▶ _Stated exercise_: Print, exactly and completely, every entry in the data.

○ ○ ○ ○ ○ ○ ○

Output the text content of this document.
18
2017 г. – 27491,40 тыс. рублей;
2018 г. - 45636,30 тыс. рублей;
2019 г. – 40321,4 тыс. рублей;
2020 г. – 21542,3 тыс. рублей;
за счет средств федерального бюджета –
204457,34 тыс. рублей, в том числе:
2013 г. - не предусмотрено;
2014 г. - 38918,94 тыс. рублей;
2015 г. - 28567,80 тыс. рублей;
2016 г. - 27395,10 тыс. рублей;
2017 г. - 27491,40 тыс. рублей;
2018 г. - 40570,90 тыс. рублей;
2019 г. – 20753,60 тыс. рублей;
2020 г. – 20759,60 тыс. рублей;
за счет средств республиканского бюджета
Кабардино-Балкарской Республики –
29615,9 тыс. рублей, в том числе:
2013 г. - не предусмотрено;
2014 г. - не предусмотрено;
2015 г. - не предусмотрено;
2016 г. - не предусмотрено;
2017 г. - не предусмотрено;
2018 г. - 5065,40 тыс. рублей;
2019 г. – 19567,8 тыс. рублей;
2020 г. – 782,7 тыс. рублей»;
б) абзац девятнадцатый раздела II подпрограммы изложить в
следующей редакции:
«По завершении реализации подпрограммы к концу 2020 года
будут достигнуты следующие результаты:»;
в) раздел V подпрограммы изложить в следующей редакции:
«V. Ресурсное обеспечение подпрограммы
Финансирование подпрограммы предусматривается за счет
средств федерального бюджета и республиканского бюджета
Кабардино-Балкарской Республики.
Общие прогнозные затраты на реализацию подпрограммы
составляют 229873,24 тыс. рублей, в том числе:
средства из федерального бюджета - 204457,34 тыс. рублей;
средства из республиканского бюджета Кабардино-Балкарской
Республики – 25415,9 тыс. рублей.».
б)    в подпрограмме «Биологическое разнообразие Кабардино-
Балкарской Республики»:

○ ○ ○ ○ ○ ○ ○

▶ _Task answer_:
Output the text content of this document.
18
2017 г. – 27491,40 тыс. рублей;
2018 г. - 45636,30 тыс. рублей;
2019 г. – 40321,4 тыс. рублей;
2020 г. – 21542,3 тыс. рублей;
за счет средств федерального бюджета –
204457,34 тыс. рублей, в том числе:
2013 г. - не предусмотрено;
2014 г. - 38918,94 тыс. рублей;
2015 г. - 28567,80 тыс. рублей;
2016 г. - 27395,10 тыс. рублей;
2017 г. - 27491,40 тыс. рублей;
2018 г. - 40570,90 тыс. рублей;
2019 г. – 20753,60 тыс. рублей;
2020 г. – 20759,60 тыс. рублей;
за счет средств республиканского бюджета
Кабардино-Балкарской Республики –
29615,9 тыс. рублей, в том числе:
2013 г. - не предусмотрено;
2014 г. - не предусмотрено;
2015 г. - не предусмотрено;
2016 г. - не предусмотрено;
2017 г. - не предусмотрено;
2018 г. - 5065,40 тыс. рублей;
2019 г. – 19567,8 тыс. рублей;
2020 г. – 782,7 тыс. рублей»;
б) абзац девятнадцатый раздела II подпрограммы изложить в
следующей редакции:
«По завершении реализации подпрограммы к концу 2020 года
будут достигнуты следующие результаты:»;
в) раздел V подпрограммы изложить в следующей редакции:
«V. Ресурсное обеспечение подпрограммы
Финансирование подпрограммы предусматривается за счет
средств федерального бюджета и республиканского бюджета
Кабардино-Балкарской Республики.
Общие прогнозные затраты на реализацию подпрограммы
составляют 229873,24 тыс. рублей, в том числе:
средства из федерального бюджета - 204457,34 тыс. рублей;
средства из республиканского бюджета Кабардино-Балкарской
Республики – 25415,9 тыс. рублей.».
б)    в подпрограмме «Биологическое разнообразие Кабардино-
Балкарской Республики»:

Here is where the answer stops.